### DIRECTIONS
Copy out each line in the material below that has the word "Comprehensive".

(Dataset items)
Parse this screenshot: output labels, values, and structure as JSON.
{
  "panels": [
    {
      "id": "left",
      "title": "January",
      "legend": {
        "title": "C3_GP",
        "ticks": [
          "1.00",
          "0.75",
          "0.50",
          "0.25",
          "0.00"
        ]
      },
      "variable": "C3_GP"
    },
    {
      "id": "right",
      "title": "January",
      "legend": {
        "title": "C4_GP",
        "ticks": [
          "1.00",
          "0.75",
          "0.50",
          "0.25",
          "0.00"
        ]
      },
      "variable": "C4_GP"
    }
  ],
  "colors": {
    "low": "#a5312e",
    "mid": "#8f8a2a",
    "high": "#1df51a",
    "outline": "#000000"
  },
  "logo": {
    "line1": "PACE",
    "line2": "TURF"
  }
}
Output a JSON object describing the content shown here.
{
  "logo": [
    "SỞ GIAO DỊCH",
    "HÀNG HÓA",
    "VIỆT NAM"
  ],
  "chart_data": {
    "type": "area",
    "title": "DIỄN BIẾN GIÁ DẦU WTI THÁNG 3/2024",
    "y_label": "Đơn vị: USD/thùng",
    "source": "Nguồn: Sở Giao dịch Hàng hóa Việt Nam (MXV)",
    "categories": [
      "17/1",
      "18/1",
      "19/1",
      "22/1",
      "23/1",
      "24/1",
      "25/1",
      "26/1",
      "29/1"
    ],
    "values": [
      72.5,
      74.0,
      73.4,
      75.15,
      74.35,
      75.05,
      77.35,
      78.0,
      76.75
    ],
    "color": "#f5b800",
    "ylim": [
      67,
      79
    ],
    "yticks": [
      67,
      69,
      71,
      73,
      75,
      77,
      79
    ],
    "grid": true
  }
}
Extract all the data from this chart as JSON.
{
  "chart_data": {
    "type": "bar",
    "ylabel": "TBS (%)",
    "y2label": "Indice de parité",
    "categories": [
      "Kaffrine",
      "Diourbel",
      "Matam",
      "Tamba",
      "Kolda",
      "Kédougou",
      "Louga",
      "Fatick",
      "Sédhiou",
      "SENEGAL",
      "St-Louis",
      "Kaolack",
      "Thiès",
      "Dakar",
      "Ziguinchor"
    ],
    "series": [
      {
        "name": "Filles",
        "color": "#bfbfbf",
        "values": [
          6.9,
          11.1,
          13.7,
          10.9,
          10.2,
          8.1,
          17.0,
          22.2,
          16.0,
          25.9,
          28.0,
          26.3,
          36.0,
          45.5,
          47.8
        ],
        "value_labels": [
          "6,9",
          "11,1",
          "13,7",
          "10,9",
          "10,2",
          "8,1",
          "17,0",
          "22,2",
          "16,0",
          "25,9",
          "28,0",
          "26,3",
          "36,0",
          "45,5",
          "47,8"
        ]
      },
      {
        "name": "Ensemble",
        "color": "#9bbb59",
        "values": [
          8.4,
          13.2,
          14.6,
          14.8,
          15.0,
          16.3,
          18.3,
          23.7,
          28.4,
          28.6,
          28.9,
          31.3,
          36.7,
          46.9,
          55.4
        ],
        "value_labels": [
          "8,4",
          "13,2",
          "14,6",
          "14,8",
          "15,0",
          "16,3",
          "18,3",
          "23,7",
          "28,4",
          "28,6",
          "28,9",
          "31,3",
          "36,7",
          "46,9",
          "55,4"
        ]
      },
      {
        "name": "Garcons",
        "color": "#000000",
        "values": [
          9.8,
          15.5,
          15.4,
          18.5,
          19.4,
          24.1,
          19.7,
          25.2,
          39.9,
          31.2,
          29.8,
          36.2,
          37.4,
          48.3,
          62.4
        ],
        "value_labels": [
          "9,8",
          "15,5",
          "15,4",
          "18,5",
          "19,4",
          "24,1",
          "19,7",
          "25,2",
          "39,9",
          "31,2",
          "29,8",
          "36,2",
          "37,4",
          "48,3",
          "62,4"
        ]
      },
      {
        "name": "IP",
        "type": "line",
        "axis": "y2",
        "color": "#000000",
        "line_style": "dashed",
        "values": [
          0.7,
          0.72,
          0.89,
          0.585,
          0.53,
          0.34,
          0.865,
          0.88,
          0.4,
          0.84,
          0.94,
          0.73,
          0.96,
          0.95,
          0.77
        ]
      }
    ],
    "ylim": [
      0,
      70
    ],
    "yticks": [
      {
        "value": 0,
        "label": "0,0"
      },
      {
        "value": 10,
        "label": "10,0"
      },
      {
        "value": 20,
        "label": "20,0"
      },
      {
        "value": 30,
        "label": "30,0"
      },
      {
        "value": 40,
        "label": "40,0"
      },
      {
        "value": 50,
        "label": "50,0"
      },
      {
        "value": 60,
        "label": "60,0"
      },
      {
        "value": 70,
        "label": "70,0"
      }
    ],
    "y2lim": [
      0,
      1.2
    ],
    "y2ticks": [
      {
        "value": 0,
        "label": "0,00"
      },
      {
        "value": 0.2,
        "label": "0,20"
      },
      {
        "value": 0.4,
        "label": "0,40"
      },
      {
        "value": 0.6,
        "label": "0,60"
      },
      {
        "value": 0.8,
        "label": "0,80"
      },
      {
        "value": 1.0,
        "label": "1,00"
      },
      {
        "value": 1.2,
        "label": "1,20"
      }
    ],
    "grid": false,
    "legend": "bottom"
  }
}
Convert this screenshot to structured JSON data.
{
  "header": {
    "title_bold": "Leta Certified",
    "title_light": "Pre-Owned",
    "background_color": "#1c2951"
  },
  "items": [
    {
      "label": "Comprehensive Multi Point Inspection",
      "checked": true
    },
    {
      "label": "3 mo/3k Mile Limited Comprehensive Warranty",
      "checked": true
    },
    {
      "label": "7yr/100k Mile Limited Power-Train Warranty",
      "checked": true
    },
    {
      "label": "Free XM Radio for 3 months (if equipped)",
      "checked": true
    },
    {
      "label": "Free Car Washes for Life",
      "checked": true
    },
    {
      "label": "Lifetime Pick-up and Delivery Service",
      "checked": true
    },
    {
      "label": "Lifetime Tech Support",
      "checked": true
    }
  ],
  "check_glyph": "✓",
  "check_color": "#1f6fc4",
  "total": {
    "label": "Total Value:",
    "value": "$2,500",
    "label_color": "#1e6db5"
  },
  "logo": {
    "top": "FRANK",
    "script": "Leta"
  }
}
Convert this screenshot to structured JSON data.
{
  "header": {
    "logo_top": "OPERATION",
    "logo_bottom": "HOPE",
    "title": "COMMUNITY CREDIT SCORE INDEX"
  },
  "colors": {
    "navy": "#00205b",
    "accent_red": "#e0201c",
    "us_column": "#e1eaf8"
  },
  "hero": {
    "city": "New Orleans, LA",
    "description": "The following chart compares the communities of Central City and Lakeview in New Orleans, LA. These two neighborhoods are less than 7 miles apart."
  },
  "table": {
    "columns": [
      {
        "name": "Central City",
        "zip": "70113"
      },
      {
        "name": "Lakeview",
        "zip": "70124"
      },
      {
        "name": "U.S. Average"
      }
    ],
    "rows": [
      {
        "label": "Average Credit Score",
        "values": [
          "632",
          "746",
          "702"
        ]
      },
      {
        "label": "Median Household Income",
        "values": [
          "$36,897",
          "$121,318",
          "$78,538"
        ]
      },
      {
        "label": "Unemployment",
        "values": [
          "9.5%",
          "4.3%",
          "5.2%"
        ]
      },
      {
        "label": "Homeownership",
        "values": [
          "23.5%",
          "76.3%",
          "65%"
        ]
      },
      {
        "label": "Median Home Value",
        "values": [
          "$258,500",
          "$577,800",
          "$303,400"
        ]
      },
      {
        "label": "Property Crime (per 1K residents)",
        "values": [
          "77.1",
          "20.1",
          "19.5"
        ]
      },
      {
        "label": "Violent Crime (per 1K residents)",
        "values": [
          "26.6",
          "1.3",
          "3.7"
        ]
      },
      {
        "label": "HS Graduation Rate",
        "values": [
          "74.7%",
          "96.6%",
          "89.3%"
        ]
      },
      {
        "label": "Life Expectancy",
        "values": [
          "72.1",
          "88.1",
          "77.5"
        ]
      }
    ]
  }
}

### EXERCISE SOLUTION
      "label": "Comprehensive Multi Point Inspection",
      "label": "3 mo/3k Mile Limited Comprehensive Warranty",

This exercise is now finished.